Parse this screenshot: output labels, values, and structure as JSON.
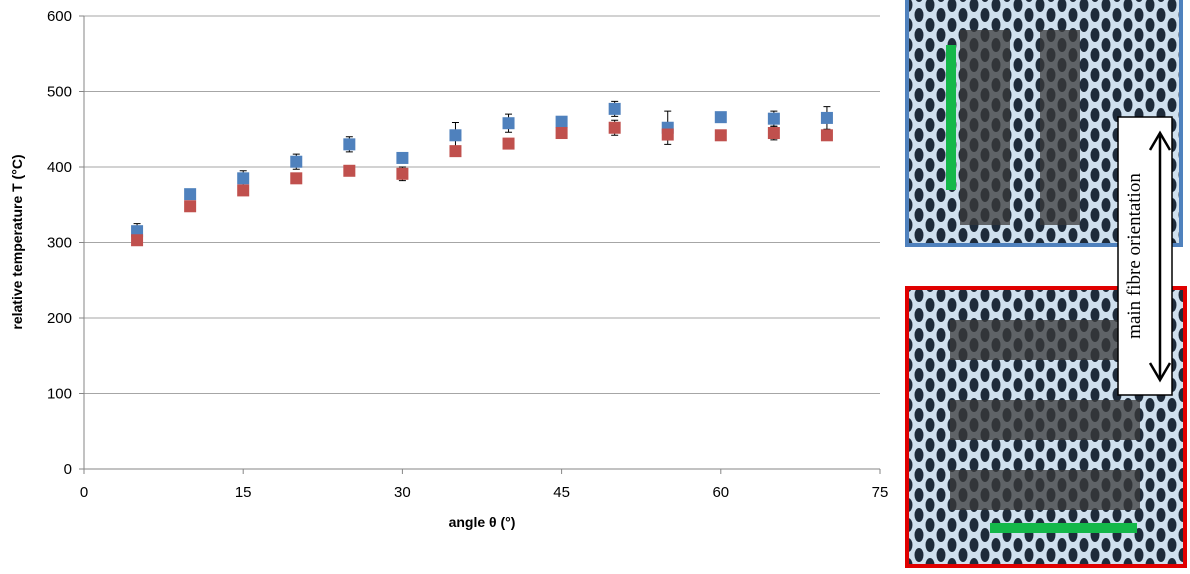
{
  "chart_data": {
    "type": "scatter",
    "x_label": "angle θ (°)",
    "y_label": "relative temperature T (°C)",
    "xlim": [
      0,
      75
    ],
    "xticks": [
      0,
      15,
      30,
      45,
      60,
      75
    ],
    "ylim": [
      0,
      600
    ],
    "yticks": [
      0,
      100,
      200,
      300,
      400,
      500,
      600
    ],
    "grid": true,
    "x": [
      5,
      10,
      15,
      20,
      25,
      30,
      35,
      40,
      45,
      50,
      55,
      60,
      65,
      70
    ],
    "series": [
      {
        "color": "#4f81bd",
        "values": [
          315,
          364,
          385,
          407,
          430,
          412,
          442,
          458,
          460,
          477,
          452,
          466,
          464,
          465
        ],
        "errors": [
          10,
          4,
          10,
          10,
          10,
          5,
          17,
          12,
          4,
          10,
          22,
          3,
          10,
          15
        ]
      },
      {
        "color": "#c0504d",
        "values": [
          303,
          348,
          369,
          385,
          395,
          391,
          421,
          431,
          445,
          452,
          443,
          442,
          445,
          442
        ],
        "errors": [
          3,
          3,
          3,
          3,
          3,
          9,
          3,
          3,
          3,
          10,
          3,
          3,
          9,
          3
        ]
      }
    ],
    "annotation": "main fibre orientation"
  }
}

* * *

§ Exercise directions
Leave out the pictures and reproduce the rest of the listing exactly.

§ Task answer
Parse this screenshot: output labels, values, and structure as JSON.
{
  "chart_data": {
    "type": "scatter",
    "x_label": "angle θ (°)",
    "y_label": "relative temperature T (°C)",
    "xlim": [
      0,
      75
    ],
    "xticks": [
      0,
      15,
      30,
      45,
      60,
      75
    ],
    "ylim": [
      0,
      600
    ],
    "yticks": [
      0,
      100,
      200,
      300,
      400,
      500,
      600
    ],
    "grid": true,
    "x": [
      5,
      10,
      15,
      20,
      25,
      30,
      35,
      40,
      45,
      50,
      55,
      60,
      65,
      70
    ],
    "series": [
      {
        "color": "#4f81bd",
        "values": [
          315,
          364,
          385,
          407,
          430,
          412,
          442,
          458,
          460,
          477,
          452,
          466,
          464,
          465
        ],
        "errors": [
          10,
          4,
          10,
          10,
          10,
          5,
          17,
          12,
          4,
          10,
          22,
          3,
          10,
          15
        ]
      },
      {
        "color": "#c0504d",
        "values": [
          303,
          348,
          369,
          385,
          395,
          391,
          421,
          431,
          445,
          452,
          443,
          442,
          445,
          442
        ],
        "errors": [
          3,
          3,
          3,
          3,
          3,
          9,
          3,
          3,
          3,
          10,
          3,
          3,
          9,
          3
        ]
      }
    ],
    "annotation": "main fibre orientation"
  }
}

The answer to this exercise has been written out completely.